(Dataset entries)
┏━━

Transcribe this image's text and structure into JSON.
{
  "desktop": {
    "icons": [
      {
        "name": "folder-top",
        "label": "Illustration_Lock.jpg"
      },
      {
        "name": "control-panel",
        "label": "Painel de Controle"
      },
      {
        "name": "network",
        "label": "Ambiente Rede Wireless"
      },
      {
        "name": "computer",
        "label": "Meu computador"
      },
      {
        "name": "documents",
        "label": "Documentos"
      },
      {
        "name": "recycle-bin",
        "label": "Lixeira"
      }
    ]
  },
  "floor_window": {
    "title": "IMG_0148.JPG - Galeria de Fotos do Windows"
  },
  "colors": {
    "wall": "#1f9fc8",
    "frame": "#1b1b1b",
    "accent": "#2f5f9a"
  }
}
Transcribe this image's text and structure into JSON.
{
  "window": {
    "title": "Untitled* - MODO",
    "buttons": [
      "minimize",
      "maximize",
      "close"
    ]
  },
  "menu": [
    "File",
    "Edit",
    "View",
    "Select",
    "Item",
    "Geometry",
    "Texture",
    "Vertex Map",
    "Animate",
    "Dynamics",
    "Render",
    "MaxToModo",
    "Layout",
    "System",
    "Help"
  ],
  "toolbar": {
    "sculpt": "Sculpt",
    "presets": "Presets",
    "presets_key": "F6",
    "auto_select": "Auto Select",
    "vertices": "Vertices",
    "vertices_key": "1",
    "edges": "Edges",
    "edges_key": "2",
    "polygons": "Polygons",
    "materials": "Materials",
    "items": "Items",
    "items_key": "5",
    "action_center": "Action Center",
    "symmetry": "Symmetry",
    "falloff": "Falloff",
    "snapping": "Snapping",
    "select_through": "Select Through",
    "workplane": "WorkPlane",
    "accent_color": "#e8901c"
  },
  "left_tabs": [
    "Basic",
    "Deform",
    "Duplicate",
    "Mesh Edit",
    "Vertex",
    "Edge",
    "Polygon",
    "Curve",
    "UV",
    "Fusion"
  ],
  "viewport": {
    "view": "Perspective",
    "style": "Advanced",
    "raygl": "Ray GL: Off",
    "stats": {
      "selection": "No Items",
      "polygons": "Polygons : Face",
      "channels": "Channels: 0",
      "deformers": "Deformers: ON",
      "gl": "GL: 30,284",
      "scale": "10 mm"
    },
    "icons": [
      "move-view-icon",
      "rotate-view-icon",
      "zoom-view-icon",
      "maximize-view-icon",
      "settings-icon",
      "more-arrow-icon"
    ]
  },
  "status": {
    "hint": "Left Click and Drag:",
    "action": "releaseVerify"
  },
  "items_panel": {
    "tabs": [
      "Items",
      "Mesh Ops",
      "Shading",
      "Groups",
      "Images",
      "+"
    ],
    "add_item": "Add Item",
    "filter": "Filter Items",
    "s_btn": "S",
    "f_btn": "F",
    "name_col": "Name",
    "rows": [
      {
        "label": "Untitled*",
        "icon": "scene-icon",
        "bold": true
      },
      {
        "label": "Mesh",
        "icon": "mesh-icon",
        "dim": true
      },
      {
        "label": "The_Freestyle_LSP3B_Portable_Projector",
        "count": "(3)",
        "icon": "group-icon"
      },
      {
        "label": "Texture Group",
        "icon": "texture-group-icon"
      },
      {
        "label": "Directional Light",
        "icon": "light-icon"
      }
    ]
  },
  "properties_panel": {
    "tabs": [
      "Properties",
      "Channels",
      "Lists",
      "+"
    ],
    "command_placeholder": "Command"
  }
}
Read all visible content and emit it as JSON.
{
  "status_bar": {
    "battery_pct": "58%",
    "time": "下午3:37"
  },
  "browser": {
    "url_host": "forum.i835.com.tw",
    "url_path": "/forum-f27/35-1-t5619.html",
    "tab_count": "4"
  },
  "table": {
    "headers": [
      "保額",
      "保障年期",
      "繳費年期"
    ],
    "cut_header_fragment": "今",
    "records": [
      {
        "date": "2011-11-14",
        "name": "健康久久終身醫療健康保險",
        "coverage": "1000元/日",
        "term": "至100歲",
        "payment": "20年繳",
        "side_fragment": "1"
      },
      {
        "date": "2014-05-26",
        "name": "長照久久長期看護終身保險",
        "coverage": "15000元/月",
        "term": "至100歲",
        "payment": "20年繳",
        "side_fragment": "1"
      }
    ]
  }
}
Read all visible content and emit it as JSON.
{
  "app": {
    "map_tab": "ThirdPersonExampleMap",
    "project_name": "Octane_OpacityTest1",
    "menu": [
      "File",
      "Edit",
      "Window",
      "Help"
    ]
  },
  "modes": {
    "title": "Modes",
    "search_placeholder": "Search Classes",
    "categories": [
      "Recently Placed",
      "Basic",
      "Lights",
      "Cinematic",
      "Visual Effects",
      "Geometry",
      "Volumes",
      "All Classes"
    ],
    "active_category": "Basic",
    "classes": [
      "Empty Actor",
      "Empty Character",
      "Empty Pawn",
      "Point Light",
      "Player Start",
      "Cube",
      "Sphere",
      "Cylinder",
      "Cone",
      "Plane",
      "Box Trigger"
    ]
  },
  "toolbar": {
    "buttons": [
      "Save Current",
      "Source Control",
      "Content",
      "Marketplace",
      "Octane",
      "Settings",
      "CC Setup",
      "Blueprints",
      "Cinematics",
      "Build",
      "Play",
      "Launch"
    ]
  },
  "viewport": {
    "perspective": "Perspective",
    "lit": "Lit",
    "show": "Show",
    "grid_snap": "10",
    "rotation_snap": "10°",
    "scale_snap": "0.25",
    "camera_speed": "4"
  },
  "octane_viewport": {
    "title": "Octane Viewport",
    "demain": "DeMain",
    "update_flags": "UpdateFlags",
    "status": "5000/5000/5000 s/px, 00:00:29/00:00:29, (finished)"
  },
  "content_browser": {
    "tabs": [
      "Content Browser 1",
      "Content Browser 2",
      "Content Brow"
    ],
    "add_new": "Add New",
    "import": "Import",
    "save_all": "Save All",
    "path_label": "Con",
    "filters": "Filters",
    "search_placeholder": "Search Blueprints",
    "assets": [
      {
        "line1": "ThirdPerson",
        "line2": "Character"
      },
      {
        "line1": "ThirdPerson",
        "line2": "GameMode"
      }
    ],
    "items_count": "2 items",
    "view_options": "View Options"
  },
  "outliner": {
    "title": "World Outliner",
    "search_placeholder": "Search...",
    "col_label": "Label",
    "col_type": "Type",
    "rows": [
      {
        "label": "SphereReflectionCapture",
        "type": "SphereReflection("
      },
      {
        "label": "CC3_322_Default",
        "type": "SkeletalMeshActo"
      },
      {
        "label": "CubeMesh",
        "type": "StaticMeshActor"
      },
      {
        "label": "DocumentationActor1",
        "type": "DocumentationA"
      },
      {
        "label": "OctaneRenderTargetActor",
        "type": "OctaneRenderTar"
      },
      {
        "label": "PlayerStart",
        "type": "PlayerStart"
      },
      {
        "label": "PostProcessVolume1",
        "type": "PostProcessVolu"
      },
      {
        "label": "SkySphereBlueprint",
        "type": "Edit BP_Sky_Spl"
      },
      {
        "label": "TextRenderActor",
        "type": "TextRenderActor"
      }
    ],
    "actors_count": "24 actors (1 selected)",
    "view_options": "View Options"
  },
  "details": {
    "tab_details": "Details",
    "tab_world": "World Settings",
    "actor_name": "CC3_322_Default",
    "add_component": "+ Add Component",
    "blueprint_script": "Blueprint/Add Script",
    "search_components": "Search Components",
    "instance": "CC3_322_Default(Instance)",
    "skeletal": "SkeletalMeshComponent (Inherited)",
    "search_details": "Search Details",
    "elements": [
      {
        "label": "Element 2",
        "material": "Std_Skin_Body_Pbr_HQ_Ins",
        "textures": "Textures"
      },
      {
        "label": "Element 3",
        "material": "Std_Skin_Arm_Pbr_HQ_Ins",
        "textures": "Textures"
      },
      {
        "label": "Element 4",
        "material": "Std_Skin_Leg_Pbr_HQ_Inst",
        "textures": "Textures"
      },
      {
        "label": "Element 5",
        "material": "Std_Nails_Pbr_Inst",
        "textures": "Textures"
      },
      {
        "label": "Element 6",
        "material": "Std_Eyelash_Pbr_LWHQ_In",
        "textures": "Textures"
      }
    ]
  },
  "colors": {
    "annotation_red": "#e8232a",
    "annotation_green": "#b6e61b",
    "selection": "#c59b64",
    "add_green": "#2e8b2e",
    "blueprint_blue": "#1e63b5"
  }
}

┗━━

Goal: Pull out each line containing the word "Search" and copy it.

Result:
    "search_placeholder": "Search Classes",
    "search_placeholder": "Search Blueprints",
    "search_placeholder": "Search...",
    "search_components": "Search Components",
    "search_details": "Search Details",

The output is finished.